*DATA RECORDS*.
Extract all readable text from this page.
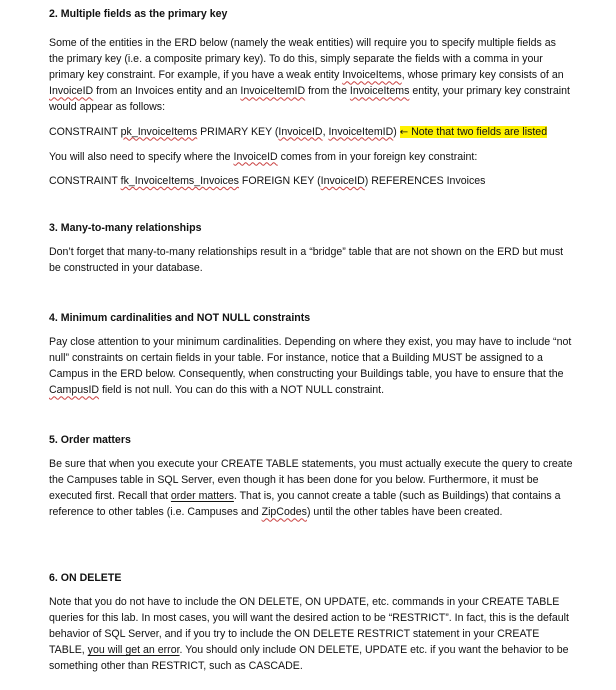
2. Multiple fields as the primary key

Some of the entities in the ERD below (namely the weak entities) will require you to specify multiple fields as the primary key (i.e. a composite primary key). To do this, simply separate the fields with a comma in your primary key constraint. For example, if you have a weak entity InvoiceItems, whose primary key consists of an InvoiceID from an Invoices entity and an InvoiceItemID from the InvoiceItems entity, your primary key constraint would appear as follows:

CONSTRAINT pk_InvoiceItems PRIMARY KEY (InvoiceID, InvoiceItemID) ← Note that two fields are listed

You will also need to specify where the InvoiceID comes from in your foreign key constraint:

CONSTRAINT fk_InvoiceItems_Invoices FOREIGN KEY (InvoiceID) REFERENCES Invoices

3. Many-to-many relationships

Don’t forget that many-to-many relationships result in a “bridge” table that are not shown on the ERD but must be constructed in your database.

4. Minimum cardinalities and NOT NULL constraints

Pay close attention to your minimum cardinalities. Depending on where they exist, you may have to include “not null” constraints on certain fields in your table. For instance, notice that a Building MUST be assigned to a Campus in the ERD below. Consequently, when constructing your Buildings table, you have to ensure that the CampusID field is not null. You can do this with a NOT NULL constraint.

5. Order matters

Be sure that when you execute your CREATE TABLE statements, you must actually execute the query to create the Campuses table in SQL Server, even though it has been done for you below. Furthermore, it must be executed first. Recall that order matters. That is, you cannot create a table (such as Buildings) that contains a reference to other tables (i.e. Campuses and ZipCodes) until the other tables have been created.

6. ON DELETE

Note that you do not have to include the ON DELETE, ON UPDATE, etc. commands in your CREATE TABLE queries for this lab. In most cases, you will want the desired action to be “RESTRICT”. In fact, this is the default behavior of SQL Server, and if you try to include the ON DELETE RESTRICT statement in your CREATE TABLE, you will get an error. You should only include ON DELETE, UPDATE etc. if you want the behavior to be something other than RESTRICT, such as CASCADE.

*WHAT NEEDS TO BE DONE*.
Gather each line holding the string "many".

*WORKED ANSWER*.
3. Many-to-many relationships
Don’t forget that many-to-many relationships result in a “bridge” table that are not shown on the ERD but must be constructed in your database.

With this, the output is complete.